- _Problem description_:
Give only the number of lines in the listing below where the string "content" occurs.

Excerpts from a figure dataset
* * *
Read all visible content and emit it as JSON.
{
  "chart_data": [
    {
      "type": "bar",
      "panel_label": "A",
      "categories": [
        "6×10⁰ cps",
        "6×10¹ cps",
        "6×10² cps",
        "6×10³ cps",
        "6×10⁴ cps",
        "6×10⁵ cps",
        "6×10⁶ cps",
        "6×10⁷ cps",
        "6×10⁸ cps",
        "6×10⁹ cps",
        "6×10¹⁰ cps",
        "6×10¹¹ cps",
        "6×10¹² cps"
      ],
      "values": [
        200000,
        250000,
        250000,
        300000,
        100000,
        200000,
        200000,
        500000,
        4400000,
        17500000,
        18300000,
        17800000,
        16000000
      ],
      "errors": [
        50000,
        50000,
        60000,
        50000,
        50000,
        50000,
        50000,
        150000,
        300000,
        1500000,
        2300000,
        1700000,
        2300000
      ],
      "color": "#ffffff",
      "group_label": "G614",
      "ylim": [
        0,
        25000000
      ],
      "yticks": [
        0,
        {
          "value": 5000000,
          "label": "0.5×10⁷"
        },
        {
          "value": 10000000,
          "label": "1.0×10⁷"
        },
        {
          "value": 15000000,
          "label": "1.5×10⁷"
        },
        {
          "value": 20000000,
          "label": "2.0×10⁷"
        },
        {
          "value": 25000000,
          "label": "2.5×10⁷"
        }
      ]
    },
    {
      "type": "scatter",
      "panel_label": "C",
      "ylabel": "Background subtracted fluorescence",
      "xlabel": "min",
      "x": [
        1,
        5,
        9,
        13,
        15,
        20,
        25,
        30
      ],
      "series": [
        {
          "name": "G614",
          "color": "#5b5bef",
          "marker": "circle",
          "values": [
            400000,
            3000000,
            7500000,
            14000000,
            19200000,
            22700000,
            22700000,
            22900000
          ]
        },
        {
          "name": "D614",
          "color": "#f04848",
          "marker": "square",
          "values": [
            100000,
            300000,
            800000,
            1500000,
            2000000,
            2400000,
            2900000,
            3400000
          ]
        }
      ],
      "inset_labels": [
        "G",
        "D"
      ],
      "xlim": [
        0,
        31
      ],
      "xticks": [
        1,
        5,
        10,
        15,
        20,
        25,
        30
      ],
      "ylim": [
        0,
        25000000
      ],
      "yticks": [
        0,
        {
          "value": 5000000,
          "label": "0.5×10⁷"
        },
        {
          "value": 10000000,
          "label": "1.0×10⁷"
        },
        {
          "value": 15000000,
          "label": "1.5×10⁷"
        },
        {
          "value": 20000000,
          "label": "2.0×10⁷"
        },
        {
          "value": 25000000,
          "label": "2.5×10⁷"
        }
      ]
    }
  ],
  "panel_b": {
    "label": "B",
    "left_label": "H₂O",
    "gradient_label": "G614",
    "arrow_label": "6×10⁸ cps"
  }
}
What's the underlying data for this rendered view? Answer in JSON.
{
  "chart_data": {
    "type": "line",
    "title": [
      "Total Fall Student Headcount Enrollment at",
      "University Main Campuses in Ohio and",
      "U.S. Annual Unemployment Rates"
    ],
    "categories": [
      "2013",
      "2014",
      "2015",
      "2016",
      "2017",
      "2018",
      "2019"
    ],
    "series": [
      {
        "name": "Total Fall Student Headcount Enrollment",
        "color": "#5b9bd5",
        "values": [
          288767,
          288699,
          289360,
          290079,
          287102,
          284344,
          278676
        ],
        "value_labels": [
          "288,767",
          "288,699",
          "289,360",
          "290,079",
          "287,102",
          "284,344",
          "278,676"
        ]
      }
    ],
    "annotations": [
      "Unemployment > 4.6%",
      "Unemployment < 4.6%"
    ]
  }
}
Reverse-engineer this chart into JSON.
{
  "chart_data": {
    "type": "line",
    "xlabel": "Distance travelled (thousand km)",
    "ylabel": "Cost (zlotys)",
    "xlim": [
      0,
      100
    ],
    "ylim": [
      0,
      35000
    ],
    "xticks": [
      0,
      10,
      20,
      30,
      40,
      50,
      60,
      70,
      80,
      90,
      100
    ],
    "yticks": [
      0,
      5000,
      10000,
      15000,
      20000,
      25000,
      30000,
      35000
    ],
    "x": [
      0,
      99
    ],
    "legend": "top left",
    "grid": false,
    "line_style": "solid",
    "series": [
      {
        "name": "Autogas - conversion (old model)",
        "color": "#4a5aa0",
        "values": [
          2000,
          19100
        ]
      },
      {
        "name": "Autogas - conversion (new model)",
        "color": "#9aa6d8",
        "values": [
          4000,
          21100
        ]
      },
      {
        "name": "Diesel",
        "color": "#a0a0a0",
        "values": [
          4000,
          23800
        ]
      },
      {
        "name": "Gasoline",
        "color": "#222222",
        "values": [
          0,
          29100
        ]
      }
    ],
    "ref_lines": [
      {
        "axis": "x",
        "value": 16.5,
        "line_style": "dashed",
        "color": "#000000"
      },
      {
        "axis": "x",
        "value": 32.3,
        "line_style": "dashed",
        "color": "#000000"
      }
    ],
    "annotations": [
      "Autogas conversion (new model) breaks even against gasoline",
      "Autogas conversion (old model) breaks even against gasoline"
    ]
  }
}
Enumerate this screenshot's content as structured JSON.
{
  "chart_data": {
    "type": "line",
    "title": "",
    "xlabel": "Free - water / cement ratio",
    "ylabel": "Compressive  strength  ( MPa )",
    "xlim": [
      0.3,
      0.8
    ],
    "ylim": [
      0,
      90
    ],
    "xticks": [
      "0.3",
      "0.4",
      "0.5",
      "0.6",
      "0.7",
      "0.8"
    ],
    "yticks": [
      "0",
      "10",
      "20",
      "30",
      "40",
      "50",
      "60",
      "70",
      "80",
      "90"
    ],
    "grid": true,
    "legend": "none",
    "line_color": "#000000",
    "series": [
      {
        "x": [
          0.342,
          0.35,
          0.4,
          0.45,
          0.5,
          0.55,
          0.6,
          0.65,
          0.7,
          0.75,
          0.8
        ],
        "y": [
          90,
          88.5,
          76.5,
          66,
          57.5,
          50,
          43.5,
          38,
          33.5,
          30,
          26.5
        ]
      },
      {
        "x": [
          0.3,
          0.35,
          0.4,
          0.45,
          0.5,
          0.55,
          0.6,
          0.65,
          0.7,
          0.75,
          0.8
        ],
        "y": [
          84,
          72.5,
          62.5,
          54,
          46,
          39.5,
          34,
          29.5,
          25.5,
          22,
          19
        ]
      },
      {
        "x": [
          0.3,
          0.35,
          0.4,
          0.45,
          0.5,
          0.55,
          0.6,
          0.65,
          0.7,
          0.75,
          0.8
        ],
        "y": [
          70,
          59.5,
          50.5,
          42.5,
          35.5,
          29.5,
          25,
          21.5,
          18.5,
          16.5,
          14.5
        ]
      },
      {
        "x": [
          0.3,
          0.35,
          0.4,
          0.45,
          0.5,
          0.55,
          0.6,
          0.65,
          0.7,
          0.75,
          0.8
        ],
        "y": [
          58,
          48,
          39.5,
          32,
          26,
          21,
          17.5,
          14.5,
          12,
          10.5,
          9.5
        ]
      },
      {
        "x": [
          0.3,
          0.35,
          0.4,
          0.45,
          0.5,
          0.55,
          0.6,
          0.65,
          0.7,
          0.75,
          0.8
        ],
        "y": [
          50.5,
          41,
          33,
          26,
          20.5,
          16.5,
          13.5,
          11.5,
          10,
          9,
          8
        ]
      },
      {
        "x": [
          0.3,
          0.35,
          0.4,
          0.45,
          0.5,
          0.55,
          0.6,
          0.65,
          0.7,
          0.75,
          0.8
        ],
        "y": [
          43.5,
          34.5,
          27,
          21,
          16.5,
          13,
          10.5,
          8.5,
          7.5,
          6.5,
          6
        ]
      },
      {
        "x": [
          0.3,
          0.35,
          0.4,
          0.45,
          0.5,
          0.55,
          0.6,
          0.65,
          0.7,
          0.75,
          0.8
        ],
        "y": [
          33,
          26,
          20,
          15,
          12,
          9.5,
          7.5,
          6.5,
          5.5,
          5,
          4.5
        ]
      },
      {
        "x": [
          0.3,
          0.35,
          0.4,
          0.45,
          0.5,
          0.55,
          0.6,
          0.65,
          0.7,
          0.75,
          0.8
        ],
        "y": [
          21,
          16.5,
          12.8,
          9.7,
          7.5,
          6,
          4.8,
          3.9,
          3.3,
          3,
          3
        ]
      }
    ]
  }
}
* * *
- _Full answer_:
2